THE REQUEST:
Every record below should be written out exactly; pictures stay out.

GIVEN DATA:

◇ ◇ ◇

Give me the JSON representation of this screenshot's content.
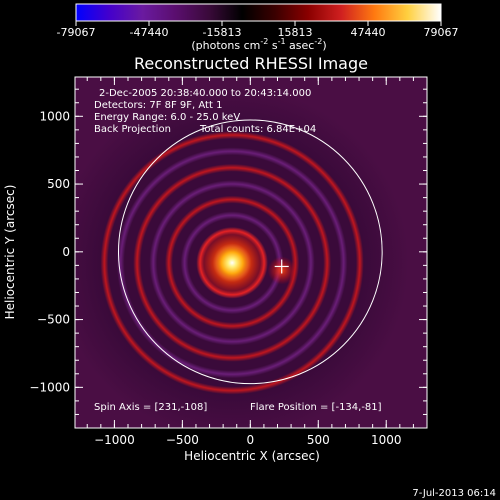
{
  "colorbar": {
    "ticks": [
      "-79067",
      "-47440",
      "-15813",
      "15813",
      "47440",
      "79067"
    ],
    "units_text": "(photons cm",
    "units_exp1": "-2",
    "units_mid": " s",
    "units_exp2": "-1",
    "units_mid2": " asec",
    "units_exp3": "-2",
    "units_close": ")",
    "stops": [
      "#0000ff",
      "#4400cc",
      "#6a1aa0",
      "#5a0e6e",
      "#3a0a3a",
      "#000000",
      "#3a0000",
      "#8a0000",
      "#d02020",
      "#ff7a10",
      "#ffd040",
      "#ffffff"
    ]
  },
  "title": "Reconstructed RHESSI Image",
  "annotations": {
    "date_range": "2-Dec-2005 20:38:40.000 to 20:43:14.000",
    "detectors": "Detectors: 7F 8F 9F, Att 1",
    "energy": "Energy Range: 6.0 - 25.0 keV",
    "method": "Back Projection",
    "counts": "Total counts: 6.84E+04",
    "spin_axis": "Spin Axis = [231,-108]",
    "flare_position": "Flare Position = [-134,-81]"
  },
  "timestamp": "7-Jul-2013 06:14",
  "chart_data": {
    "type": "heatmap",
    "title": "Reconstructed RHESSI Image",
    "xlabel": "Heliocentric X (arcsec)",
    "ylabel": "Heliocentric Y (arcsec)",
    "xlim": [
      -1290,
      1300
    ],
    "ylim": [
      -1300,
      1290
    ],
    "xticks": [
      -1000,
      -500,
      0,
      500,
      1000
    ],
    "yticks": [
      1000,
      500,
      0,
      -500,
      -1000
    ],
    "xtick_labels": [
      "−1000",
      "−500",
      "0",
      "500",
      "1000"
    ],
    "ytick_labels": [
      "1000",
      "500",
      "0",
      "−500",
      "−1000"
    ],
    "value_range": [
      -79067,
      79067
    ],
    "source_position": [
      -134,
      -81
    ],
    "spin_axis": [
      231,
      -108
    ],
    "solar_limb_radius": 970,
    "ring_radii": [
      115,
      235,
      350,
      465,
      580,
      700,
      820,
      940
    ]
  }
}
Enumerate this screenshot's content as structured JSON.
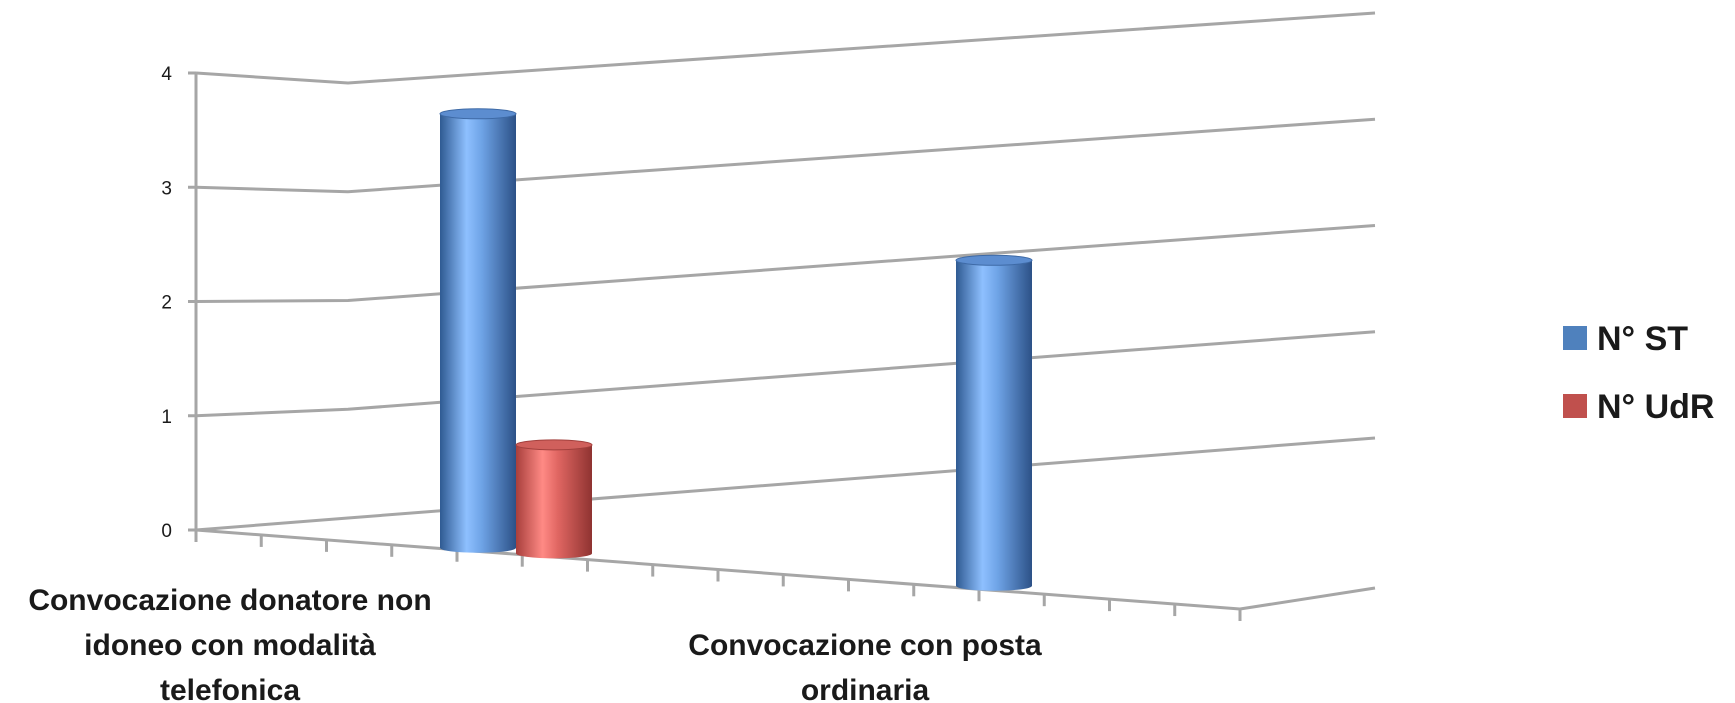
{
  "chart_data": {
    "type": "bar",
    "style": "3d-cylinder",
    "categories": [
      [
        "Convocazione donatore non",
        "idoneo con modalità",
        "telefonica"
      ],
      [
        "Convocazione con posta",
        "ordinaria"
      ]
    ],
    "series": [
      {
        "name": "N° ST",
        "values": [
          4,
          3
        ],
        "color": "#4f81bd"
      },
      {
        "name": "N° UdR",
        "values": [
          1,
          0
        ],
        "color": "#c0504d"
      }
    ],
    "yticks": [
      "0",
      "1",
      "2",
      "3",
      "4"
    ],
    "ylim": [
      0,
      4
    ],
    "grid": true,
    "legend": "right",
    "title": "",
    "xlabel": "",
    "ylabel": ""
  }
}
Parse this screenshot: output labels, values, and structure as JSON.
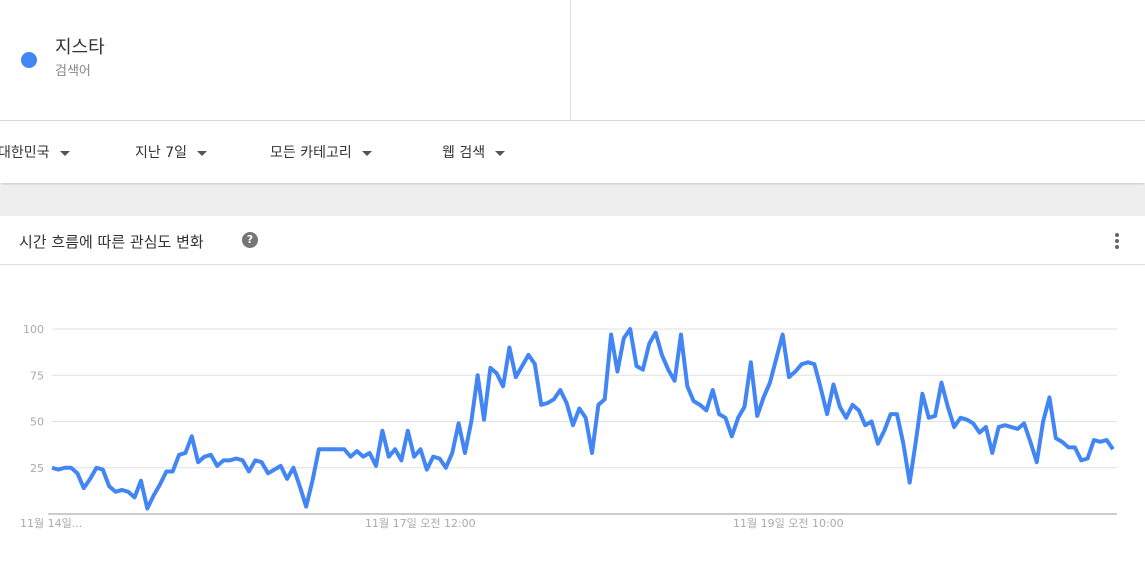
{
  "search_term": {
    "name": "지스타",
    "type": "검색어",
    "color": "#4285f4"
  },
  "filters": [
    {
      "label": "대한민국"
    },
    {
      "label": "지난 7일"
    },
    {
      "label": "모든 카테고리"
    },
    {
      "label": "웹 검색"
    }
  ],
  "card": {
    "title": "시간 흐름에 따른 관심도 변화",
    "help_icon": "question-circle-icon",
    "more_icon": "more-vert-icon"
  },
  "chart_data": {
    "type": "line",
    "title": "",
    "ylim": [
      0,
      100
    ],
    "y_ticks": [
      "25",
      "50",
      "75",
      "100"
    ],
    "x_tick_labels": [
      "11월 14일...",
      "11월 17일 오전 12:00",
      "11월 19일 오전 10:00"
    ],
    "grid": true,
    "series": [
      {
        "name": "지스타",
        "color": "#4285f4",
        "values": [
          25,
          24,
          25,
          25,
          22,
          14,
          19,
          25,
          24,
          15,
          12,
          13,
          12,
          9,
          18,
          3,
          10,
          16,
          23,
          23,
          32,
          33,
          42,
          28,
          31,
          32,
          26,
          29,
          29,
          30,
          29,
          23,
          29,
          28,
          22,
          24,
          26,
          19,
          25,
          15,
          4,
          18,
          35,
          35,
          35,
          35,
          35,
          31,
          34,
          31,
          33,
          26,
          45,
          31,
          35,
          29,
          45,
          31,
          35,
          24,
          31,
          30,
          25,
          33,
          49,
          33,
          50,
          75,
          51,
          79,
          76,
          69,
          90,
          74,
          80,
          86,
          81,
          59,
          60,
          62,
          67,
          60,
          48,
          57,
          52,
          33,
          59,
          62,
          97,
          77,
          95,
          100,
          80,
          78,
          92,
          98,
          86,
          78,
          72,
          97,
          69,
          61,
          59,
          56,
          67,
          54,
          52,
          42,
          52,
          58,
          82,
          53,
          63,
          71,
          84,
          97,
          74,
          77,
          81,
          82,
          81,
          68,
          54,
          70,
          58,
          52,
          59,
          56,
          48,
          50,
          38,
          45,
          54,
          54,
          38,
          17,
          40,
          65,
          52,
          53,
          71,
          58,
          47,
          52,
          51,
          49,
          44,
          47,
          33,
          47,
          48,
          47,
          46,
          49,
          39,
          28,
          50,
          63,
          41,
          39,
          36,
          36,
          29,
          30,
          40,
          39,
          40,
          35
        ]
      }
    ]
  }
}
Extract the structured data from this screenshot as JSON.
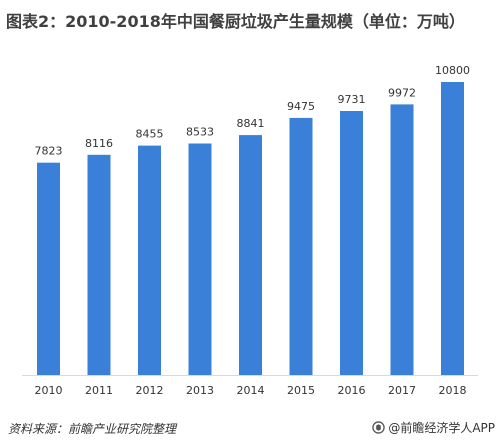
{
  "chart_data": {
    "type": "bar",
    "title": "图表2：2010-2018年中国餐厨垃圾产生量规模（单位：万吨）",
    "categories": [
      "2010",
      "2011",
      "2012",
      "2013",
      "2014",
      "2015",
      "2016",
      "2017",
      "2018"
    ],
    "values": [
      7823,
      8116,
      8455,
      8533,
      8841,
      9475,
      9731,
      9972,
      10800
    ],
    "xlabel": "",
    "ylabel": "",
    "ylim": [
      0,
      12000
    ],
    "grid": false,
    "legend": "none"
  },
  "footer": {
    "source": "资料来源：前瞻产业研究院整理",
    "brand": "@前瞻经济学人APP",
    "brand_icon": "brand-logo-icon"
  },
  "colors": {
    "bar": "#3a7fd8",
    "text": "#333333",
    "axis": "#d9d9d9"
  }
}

◇ ◇ ◇

THE SOLUTION:
Give me the JSON representation of this screenshot's content.
{
  "colorbar": {
    "ticks": [
      "-79067",
      "-47440",
      "-15813",
      "15813",
      "47440",
      "79067"
    ],
    "units_text": "(photons cm",
    "units_exp1": "-2",
    "units_mid": " s",
    "units_exp2": "-1",
    "units_mid2": " asec",
    "units_exp3": "-2",
    "units_close": ")",
    "stops": [
      "#0000ff",
      "#4400cc",
      "#6a1aa0",
      "#5a0e6e",
      "#3a0a3a",
      "#000000",
      "#3a0000",
      "#8a0000",
      "#d02020",
      "#ff7a10",
      "#ffd040",
      "#ffffff"
    ]
  },
  "title": "Reconstructed RHESSI Image",
  "annotations": {
    "date_range": "2-Dec-2005 20:38:40.000 to 20:43:14.000",
    "detectors": "Detectors: 7F 8F 9F, Att 1",
    "energy": "Energy Range: 6.0 - 25.0 keV",
    "method": "Back Projection",
    "counts": "Total counts: 6.84E+04",
    "spin_axis": "Spin Axis = [231,-108]",
    "flare_position": "Flare Position = [-134,-81]"
  },
  "timestamp": "7-Jul-2013 06:14",
  "chart_data": {
    "type": "heatmap",
    "title": "Reconstructed RHESSI Image",
    "xlabel": "Heliocentric X (arcsec)",
    "ylabel": "Heliocentric Y (arcsec)",
    "xlim": [
      -1290,
      1300
    ],
    "ylim": [
      -1300,
      1290
    ],
    "xticks": [
      -1000,
      -500,
      0,
      500,
      1000
    ],
    "yticks": [
      1000,
      500,
      0,
      -500,
      -1000
    ],
    "xtick_labels": [
      "−1000",
      "−500",
      "0",
      "500",
      "1000"
    ],
    "ytick_labels": [
      "1000",
      "500",
      "0",
      "−500",
      "−1000"
    ],
    "value_range": [
      -79067,
      79067
    ],
    "source_position": [
      -134,
      -81
    ],
    "spin_axis": [
      231,
      -108
    ],
    "solar_limb_radius": 970,
    "ring_radii": [
      115,
      235,
      350,
      465,
      580,
      700,
      820,
      940
    ]
  }
}
Enumerate this screenshot's content as structured JSON.
{
  "chart_data": {
    "type": "bar",
    "style": "3d-cylinder",
    "categories": [
      [
        "Convocazione donatore non",
        "idoneo con modalità",
        "telefonica"
      ],
      [
        "Convocazione con posta",
        "ordinaria"
      ]
    ],
    "series": [
      {
        "name": "N° ST",
        "values": [
          4,
          3
        ],
        "color": "#4f81bd"
      },
      {
        "name": "N° UdR",
        "values": [
          1,
          0
        ],
        "color": "#c0504d"
      }
    ],
    "yticks": [
      "0",
      "1",
      "2",
      "3",
      "4"
    ],
    "ylim": [
      0,
      4
    ],
    "grid": true,
    "legend": "right",
    "title": "",
    "xlabel": "",
    "ylabel": ""
  }
}
Parse this screenshot: output labels, values, and structure as JSON.
{
  "search_term": {
    "name": "지스타",
    "type": "검색어",
    "color": "#4285f4"
  },
  "filters": [
    {
      "label": "대한민국"
    },
    {
      "label": "지난 7일"
    },
    {
      "label": "모든 카테고리"
    },
    {
      "label": "웹 검색"
    }
  ],
  "card": {
    "title": "시간 흐름에 따른 관심도 변화",
    "help_icon": "question-circle-icon",
    "more_icon": "more-vert-icon"
  },
  "chart_data": {
    "type": "line",
    "title": "",
    "ylim": [
      0,
      100
    ],
    "y_ticks": [
      "25",
      "50",
      "75",
      "100"
    ],
    "x_tick_labels": [
      "11월 14일...",
      "11월 17일 오전 12:00",
      "11월 19일 오전 10:00"
    ],
    "grid": true,
    "series": [
      {
        "name": "지스타",
        "color": "#4285f4",
        "values": [
          25,
          24,
          25,
          25,
          22,
          14,
          19,
          25,
          24,
          15,
          12,
          13,
          12,
          9,
          18,
          3,
          10,
          16,
          23,
          23,
          32,
          33,
          42,
          28,
          31,
          32,
          26,
          29,
          29,
          30,
          29,
          23,
          29,
          28,
          22,
          24,
          26,
          19,
          25,
          15,
          4,
          18,
          35,
          35,
          35,
          35,
          35,
          31,
          34,
          31,
          33,
          26,
          45,
          31,
          35,
          29,
          45,
          31,
          35,
          24,
          31,
          30,
          25,
          33,
          49,
          33,
          50,
          75,
          51,
          79,
          76,
          69,
          90,
          74,
          80,
          86,
          81,
          59,
          60,
          62,
          67,
          60,
          48,
          57,
          52,
          33,
          59,
          62,
          97,
          77,
          95,
          100,
          80,
          78,
          92,
          98,
          86,
          78,
          72,
          97,
          69,
          61,
          59,
          56,
          67,
          54,
          52,
          42,
          52,
          58,
          82,
          53,
          63,
          71,
          84,
          97,
          74,
          77,
          81,
          82,
          81,
          68,
          54,
          70,
          58,
          52,
          59,
          56,
          48,
          50,
          38,
          45,
          54,
          54,
          38,
          17,
          40,
          65,
          52,
          53,
          71,
          58,
          47,
          52,
          51,
          49,
          44,
          47,
          33,
          47,
          48,
          47,
          46,
          49,
          39,
          28,
          50,
          63,
          41,
          39,
          36,
          36,
          29,
          30,
          40,
          39,
          40,
          35
        ]
      }
    ]
  }
}
Extract the structured data from this screenshot as JSON.
{
  "chart_data": {
    "type": "bar",
    "title": "图表2：2010-2018年中国餐厨垃圾产生量规模（单位：万吨）",
    "categories": [
      "2010",
      "2011",
      "2012",
      "2013",
      "2014",
      "2015",
      "2016",
      "2017",
      "2018"
    ],
    "values": [
      7823,
      8116,
      8455,
      8533,
      8841,
      9475,
      9731,
      9972,
      10800
    ],
    "xlabel": "",
    "ylabel": "",
    "ylim": [
      0,
      12000
    ],
    "grid": false,
    "legend": "none"
  },
  "footer": {
    "source": "资料来源：前瞻产业研究院整理",
    "brand": "@前瞻经济学人APP",
    "brand_icon": "brand-logo-icon"
  },
  "colors": {
    "bar": "#3a7fd8",
    "text": "#333333",
    "axis": "#d9d9d9"
  }
}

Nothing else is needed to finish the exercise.